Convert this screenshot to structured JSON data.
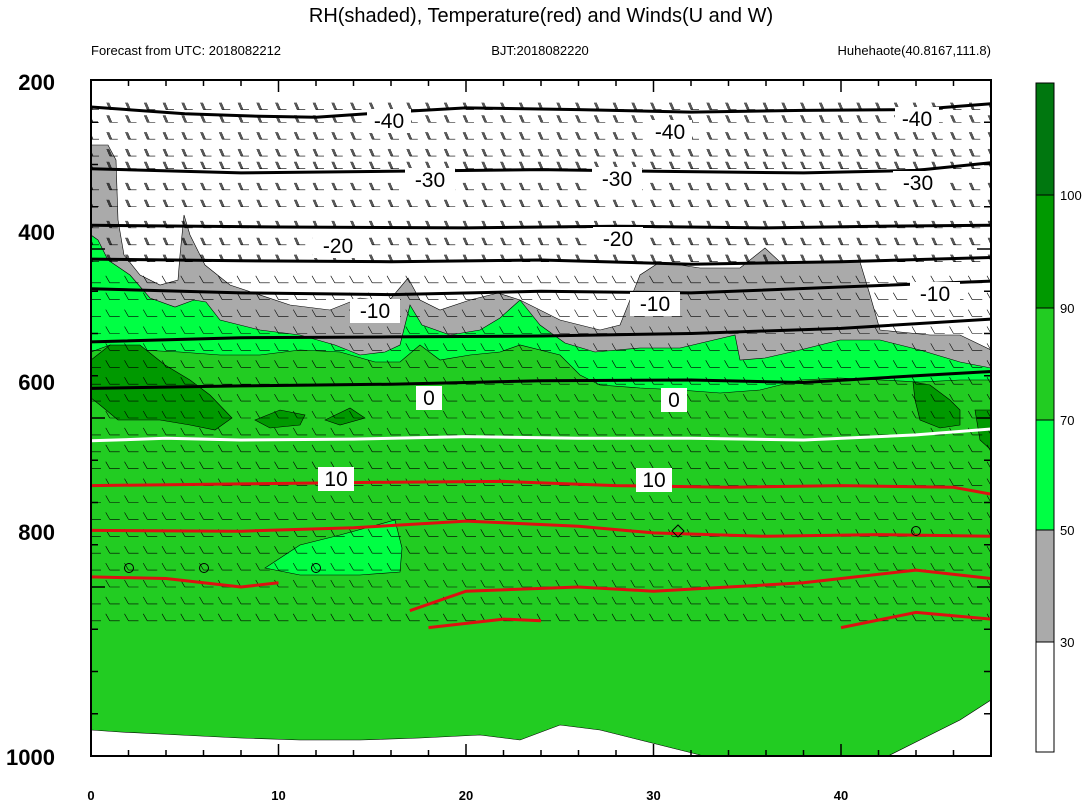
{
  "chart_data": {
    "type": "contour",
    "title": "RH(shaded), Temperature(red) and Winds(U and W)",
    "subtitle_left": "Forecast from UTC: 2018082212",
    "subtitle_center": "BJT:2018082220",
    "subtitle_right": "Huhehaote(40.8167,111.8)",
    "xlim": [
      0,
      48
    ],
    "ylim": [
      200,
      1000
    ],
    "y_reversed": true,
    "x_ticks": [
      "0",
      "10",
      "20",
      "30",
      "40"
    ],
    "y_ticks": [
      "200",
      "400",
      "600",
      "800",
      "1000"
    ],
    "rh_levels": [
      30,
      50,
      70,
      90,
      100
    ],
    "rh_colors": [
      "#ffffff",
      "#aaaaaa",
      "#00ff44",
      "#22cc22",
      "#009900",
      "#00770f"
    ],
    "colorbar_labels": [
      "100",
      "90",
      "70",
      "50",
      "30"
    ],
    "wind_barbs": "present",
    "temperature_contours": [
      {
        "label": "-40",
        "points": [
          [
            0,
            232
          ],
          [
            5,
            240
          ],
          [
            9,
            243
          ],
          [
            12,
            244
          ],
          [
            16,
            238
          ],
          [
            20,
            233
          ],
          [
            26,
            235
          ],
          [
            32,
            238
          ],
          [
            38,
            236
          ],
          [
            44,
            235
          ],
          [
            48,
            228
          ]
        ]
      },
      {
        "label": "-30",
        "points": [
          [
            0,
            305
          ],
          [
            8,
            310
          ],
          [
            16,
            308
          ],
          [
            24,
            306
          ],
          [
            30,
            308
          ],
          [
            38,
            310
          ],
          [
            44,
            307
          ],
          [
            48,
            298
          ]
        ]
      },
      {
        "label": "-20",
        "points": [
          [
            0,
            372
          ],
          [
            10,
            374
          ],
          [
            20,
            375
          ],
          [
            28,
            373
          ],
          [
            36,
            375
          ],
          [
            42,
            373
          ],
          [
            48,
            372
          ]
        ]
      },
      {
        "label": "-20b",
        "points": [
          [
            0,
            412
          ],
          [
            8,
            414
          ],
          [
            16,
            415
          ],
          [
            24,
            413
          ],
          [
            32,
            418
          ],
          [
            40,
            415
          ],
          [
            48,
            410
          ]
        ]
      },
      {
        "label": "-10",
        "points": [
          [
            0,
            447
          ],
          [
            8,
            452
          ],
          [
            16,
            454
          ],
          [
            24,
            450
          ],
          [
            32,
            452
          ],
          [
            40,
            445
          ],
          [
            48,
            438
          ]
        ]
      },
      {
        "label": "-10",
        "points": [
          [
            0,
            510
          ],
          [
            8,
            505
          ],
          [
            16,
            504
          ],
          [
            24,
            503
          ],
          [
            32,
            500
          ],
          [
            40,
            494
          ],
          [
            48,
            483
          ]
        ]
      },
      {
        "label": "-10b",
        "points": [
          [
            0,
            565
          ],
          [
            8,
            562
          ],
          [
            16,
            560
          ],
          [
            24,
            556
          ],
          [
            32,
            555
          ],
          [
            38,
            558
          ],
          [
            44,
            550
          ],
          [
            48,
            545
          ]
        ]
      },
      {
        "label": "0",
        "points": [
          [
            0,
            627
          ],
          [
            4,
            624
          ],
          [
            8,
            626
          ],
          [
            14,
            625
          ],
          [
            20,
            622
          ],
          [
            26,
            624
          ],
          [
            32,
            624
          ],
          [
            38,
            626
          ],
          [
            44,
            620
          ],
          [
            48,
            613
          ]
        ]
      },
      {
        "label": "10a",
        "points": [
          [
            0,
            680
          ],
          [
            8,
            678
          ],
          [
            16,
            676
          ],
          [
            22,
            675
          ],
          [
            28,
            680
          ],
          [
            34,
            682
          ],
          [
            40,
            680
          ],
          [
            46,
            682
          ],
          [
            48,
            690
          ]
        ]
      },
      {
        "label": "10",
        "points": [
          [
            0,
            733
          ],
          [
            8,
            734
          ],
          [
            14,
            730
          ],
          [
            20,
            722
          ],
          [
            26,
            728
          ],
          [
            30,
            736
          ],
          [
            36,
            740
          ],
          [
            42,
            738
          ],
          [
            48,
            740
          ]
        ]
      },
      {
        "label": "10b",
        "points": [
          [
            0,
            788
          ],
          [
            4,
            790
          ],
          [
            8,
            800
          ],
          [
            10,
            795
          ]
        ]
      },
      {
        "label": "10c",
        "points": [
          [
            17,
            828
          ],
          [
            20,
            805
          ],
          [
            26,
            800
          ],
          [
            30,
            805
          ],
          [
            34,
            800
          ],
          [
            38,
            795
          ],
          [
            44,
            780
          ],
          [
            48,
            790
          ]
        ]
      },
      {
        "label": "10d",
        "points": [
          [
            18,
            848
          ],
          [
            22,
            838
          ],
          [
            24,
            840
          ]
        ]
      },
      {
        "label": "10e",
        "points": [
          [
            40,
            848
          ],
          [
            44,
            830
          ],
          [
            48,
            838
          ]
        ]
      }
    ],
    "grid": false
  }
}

## [Task brief]
Repeat the full listing above exactly, with no pictures in the copy.

## [Response for this exercise]
Convert this screenshot to structured JSON data.
{
  "chart_data": {
    "type": "contour",
    "title": "RH(shaded), Temperature(red) and Winds(U and W)",
    "subtitle_left": "Forecast from UTC: 2018082212",
    "subtitle_center": "BJT:2018082220",
    "subtitle_right": "Huhehaote(40.8167,111.8)",
    "xlim": [
      0,
      48
    ],
    "ylim": [
      200,
      1000
    ],
    "y_reversed": true,
    "x_ticks": [
      "0",
      "10",
      "20",
      "30",
      "40"
    ],
    "y_ticks": [
      "200",
      "400",
      "600",
      "800",
      "1000"
    ],
    "rh_levels": [
      30,
      50,
      70,
      90,
      100
    ],
    "rh_colors": [
      "#ffffff",
      "#aaaaaa",
      "#00ff44",
      "#22cc22",
      "#009900",
      "#00770f"
    ],
    "colorbar_labels": [
      "100",
      "90",
      "70",
      "50",
      "30"
    ],
    "wind_barbs": "present",
    "temperature_contours": [
      {
        "label": "-40",
        "points": [
          [
            0,
            232
          ],
          [
            5,
            240
          ],
          [
            9,
            243
          ],
          [
            12,
            244
          ],
          [
            16,
            238
          ],
          [
            20,
            233
          ],
          [
            26,
            235
          ],
          [
            32,
            238
          ],
          [
            38,
            236
          ],
          [
            44,
            235
          ],
          [
            48,
            228
          ]
        ]
      },
      {
        "label": "-30",
        "points": [
          [
            0,
            305
          ],
          [
            8,
            310
          ],
          [
            16,
            308
          ],
          [
            24,
            306
          ],
          [
            30,
            308
          ],
          [
            38,
            310
          ],
          [
            44,
            307
          ],
          [
            48,
            298
          ]
        ]
      },
      {
        "label": "-20",
        "points": [
          [
            0,
            372
          ],
          [
            10,
            374
          ],
          [
            20,
            375
          ],
          [
            28,
            373
          ],
          [
            36,
            375
          ],
          [
            42,
            373
          ],
          [
            48,
            372
          ]
        ]
      },
      {
        "label": "-20b",
        "points": [
          [
            0,
            412
          ],
          [
            8,
            414
          ],
          [
            16,
            415
          ],
          [
            24,
            413
          ],
          [
            32,
            418
          ],
          [
            40,
            415
          ],
          [
            48,
            410
          ]
        ]
      },
      {
        "label": "-10",
        "points": [
          [
            0,
            447
          ],
          [
            8,
            452
          ],
          [
            16,
            454
          ],
          [
            24,
            450
          ],
          [
            32,
            452
          ],
          [
            40,
            445
          ],
          [
            48,
            438
          ]
        ]
      },
      {
        "label": "-10",
        "points": [
          [
            0,
            510
          ],
          [
            8,
            505
          ],
          [
            16,
            504
          ],
          [
            24,
            503
          ],
          [
            32,
            500
          ],
          [
            40,
            494
          ],
          [
            48,
            483
          ]
        ]
      },
      {
        "label": "-10b",
        "points": [
          [
            0,
            565
          ],
          [
            8,
            562
          ],
          [
            16,
            560
          ],
          [
            24,
            556
          ],
          [
            32,
            555
          ],
          [
            38,
            558
          ],
          [
            44,
            550
          ],
          [
            48,
            545
          ]
        ]
      },
      {
        "label": "0",
        "points": [
          [
            0,
            627
          ],
          [
            4,
            624
          ],
          [
            8,
            626
          ],
          [
            14,
            625
          ],
          [
            20,
            622
          ],
          [
            26,
            624
          ],
          [
            32,
            624
          ],
          [
            38,
            626
          ],
          [
            44,
            620
          ],
          [
            48,
            613
          ]
        ]
      },
      {
        "label": "10a",
        "points": [
          [
            0,
            680
          ],
          [
            8,
            678
          ],
          [
            16,
            676
          ],
          [
            22,
            675
          ],
          [
            28,
            680
          ],
          [
            34,
            682
          ],
          [
            40,
            680
          ],
          [
            46,
            682
          ],
          [
            48,
            690
          ]
        ]
      },
      {
        "label": "10",
        "points": [
          [
            0,
            733
          ],
          [
            8,
            734
          ],
          [
            14,
            730
          ],
          [
            20,
            722
          ],
          [
            26,
            728
          ],
          [
            30,
            736
          ],
          [
            36,
            740
          ],
          [
            42,
            738
          ],
          [
            48,
            740
          ]
        ]
      },
      {
        "label": "10b",
        "points": [
          [
            0,
            788
          ],
          [
            4,
            790
          ],
          [
            8,
            800
          ],
          [
            10,
            795
          ]
        ]
      },
      {
        "label": "10c",
        "points": [
          [
            17,
            828
          ],
          [
            20,
            805
          ],
          [
            26,
            800
          ],
          [
            30,
            805
          ],
          [
            34,
            800
          ],
          [
            38,
            795
          ],
          [
            44,
            780
          ],
          [
            48,
            790
          ]
        ]
      },
      {
        "label": "10d",
        "points": [
          [
            18,
            848
          ],
          [
            22,
            838
          ],
          [
            24,
            840
          ]
        ]
      },
      {
        "label": "10e",
        "points": [
          [
            40,
            848
          ],
          [
            44,
            830
          ],
          [
            48,
            838
          ]
        ]
      }
    ],
    "grid": false
  }
}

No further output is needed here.